• [WHAT THIS TASK INVOLVES]: Collect from the data below each line with "vakalarda".

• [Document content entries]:

==============================

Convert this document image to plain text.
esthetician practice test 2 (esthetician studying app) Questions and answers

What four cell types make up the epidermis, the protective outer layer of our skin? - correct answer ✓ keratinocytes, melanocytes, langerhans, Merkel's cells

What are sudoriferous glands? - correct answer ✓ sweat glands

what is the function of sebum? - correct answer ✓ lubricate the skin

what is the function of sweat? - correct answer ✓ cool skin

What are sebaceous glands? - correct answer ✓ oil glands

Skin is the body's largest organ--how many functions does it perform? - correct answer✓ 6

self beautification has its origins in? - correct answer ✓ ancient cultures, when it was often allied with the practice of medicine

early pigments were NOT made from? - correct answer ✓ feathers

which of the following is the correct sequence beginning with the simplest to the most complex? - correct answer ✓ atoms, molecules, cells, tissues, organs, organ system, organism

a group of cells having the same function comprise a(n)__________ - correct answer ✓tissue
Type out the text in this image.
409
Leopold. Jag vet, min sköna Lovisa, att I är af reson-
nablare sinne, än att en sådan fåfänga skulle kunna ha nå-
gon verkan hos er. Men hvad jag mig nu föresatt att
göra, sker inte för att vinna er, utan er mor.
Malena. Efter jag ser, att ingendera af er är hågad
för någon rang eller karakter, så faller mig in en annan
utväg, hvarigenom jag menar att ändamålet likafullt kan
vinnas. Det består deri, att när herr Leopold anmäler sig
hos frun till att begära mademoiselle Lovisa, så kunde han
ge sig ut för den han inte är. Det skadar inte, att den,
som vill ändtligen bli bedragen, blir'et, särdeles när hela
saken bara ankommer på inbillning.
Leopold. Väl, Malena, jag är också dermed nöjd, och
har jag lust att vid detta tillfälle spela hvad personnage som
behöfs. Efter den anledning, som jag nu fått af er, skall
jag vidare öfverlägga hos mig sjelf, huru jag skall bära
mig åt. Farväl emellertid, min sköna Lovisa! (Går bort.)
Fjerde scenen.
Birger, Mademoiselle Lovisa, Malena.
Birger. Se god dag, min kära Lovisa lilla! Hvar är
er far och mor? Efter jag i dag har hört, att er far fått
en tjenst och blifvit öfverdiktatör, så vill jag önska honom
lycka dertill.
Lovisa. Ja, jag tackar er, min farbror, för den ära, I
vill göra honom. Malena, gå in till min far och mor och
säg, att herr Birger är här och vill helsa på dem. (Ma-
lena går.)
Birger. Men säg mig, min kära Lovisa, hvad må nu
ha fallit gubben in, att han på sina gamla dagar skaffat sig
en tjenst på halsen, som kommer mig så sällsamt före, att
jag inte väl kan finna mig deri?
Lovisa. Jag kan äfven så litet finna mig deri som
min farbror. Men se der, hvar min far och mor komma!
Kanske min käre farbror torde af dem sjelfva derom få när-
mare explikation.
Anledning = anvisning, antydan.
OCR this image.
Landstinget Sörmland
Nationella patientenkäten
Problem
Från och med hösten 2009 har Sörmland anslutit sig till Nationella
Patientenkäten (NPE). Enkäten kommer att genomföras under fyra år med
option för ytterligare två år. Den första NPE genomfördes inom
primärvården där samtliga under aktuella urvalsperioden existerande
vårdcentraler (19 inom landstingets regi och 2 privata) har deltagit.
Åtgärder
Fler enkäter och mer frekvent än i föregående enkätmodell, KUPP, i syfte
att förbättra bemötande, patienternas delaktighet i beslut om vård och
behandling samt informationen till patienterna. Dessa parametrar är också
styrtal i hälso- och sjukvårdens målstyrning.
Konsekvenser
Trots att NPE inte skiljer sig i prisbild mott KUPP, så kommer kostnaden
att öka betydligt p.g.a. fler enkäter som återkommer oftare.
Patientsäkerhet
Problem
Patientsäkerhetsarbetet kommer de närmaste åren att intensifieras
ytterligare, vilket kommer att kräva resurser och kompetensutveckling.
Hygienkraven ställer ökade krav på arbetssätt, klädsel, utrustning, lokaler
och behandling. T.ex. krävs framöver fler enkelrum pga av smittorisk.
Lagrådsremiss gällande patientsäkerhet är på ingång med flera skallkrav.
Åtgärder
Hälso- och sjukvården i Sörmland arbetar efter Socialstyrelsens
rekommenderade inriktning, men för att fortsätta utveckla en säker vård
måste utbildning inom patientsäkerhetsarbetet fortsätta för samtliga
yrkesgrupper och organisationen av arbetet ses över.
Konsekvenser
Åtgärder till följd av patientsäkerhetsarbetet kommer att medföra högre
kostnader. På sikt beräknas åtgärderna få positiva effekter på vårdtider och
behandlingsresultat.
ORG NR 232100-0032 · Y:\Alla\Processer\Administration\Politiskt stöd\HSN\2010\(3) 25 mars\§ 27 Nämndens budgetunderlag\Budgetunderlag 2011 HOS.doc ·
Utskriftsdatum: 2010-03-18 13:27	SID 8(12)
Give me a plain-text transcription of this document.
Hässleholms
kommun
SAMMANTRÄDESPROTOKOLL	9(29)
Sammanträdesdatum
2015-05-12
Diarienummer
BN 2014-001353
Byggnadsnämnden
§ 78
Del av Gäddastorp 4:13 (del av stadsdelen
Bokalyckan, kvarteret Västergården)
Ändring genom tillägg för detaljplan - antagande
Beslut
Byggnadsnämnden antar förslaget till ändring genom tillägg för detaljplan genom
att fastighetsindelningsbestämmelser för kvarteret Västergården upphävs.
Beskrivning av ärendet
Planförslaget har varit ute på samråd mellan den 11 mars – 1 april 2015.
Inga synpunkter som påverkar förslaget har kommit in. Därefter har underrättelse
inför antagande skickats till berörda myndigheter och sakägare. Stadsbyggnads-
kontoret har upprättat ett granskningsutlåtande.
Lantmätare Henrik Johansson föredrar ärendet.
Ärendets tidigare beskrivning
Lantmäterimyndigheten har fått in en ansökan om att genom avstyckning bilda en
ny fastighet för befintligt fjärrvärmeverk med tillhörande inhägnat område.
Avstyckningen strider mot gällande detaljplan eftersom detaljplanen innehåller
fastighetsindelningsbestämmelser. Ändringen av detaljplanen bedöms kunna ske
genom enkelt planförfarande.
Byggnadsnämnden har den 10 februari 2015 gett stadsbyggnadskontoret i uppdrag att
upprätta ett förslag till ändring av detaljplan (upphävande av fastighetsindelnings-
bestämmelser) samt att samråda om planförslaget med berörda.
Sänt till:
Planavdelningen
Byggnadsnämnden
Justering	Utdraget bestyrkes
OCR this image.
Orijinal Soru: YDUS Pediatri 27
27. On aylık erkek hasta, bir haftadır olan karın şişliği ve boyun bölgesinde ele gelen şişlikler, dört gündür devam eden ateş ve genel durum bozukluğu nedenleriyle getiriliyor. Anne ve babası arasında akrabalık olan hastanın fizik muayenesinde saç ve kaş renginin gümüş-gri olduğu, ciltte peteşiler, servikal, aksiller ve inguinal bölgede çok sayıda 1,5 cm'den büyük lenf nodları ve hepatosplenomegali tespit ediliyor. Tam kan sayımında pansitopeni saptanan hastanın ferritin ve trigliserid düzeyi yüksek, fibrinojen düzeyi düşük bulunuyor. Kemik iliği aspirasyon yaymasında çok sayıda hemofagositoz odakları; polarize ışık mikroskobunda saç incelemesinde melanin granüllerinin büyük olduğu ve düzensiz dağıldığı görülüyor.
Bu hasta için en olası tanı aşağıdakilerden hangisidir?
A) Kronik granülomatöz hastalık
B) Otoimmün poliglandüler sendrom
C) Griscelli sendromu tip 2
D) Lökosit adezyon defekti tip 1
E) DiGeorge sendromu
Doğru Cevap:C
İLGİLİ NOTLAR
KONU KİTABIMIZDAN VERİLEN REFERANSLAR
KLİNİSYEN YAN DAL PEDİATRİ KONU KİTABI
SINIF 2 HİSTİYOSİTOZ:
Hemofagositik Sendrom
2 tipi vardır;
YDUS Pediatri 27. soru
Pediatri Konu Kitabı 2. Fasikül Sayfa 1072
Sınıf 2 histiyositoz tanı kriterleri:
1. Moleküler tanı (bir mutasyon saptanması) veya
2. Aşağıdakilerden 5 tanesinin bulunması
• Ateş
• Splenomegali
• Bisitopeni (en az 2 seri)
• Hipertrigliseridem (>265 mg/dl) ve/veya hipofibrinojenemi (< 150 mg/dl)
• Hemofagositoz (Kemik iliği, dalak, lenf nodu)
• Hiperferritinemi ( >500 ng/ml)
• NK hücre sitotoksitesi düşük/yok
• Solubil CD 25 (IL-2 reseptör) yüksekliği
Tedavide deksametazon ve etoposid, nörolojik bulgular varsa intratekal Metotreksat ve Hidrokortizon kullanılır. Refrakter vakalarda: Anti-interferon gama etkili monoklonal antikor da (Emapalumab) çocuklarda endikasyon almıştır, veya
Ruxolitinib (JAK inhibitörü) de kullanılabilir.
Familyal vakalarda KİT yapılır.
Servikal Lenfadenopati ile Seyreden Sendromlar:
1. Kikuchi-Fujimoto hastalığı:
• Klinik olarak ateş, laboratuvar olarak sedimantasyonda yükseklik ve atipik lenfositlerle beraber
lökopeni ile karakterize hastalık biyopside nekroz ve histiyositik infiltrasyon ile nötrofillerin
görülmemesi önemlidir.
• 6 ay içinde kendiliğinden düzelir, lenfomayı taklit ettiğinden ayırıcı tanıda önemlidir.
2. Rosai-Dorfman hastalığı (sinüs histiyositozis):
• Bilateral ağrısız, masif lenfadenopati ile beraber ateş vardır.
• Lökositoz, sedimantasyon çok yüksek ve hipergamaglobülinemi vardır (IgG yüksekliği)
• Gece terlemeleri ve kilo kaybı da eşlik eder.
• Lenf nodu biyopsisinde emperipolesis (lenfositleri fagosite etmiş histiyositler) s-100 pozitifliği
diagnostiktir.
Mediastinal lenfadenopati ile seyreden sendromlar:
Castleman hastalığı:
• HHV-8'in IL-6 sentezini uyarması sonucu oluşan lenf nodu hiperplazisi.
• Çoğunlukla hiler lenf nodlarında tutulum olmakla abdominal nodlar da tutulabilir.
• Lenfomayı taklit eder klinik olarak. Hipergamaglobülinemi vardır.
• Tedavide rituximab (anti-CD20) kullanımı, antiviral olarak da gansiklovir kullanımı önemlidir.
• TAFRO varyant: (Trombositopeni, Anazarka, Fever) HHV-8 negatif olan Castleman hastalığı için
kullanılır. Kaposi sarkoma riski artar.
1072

==============================

• [YOUR SOLUTION]:
Tedavide deksametazon ve etoposid, nörolojik bulgular varsa intratekal Metotreksat ve Hidrokortizon kullanılır. Refrakter vakalarda: Anti-interferon gama etkili monoklonal antikor da (Emapalumab) çocuklarda endikasyon almıştır, veya
Familyal vakalarda KİT yapılır.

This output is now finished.